Repeat the whole listing exactly as written.

++++

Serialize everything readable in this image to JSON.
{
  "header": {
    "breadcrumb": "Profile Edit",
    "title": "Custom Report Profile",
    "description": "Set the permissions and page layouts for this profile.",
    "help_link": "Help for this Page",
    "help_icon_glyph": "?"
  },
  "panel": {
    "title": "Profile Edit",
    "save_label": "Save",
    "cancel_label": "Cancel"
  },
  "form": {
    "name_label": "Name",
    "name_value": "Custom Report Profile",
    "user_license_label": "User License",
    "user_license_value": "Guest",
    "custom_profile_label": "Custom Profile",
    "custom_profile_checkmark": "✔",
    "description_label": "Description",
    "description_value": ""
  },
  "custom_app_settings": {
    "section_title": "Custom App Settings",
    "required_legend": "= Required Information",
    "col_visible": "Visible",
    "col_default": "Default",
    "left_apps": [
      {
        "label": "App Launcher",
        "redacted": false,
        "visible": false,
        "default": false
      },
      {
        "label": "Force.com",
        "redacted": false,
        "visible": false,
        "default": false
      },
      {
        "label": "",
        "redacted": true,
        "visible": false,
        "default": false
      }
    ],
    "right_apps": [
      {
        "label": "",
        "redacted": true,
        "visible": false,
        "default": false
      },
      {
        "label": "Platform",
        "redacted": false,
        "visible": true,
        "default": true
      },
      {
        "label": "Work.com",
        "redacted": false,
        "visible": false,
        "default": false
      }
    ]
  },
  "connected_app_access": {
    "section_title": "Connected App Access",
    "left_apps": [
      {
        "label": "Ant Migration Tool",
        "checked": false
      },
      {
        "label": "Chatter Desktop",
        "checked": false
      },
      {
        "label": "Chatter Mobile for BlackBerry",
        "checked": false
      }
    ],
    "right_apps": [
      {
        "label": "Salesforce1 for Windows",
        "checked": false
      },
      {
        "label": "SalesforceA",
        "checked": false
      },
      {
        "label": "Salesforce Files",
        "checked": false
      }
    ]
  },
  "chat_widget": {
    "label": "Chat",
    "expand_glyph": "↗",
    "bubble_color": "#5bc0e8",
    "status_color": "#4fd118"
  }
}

++++

FINAL RESULT:
Serialize everything readable in this image to JSON.
{
  "header": {
    "breadcrumb": "Profile Edit",
    "title": "Custom Report Profile",
    "description": "Set the permissions and page layouts for this profile.",
    "help_link": "Help for this Page",
    "help_icon_glyph": "?"
  },
  "panel": {
    "title": "Profile Edit",
    "save_label": "Save",
    "cancel_label": "Cancel"
  },
  "form": {
    "name_label": "Name",
    "name_value": "Custom Report Profile",
    "user_license_label": "User License",
    "user_license_value": "Guest",
    "custom_profile_label": "Custom Profile",
    "custom_profile_checkmark": "✔",
    "description_label": "Description",
    "description_value": ""
  },
  "custom_app_settings": {
    "section_title": "Custom App Settings",
    "required_legend": "= Required Information",
    "col_visible": "Visible",
    "col_default": "Default",
    "left_apps": [
      {
        "label": "App Launcher",
        "redacted": false,
        "visible": false,
        "default": false
      },
      {
        "label": "Force.com",
        "redacted": false,
        "visible": false,
        "default": false
      },
      {
        "label": "",
        "redacted": true,
        "visible": false,
        "default": false
      }
    ],
    "right_apps": [
      {
        "label": "",
        "redacted": true,
        "visible": false,
        "default": false
      },
      {
        "label": "Platform",
        "redacted": false,
        "visible": true,
        "default": true
      },
      {
        "label": "Work.com",
        "redacted": false,
        "visible": false,
        "default": false
      }
    ]
  },
  "connected_app_access": {
    "section_title": "Connected App Access",
    "left_apps": [
      {
        "label": "Ant Migration Tool",
        "checked": false
      },
      {
        "label": "Chatter Desktop",
        "checked": false
      },
      {
        "label": "Chatter Mobile for BlackBerry",
        "checked": false
      }
    ],
    "right_apps": [
      {
        "label": "Salesforce1 for Windows",
        "checked": false
      },
      {
        "label": "SalesforceA",
        "checked": false
      },
      {
        "label": "Salesforce Files",
        "checked": false
      }
    ]
  },
  "chat_widget": {
    "label": "Chat",
    "expand_glyph": "↗",
    "bubble_color": "#5bc0e8",
    "status_color": "#4fd118"
  }
}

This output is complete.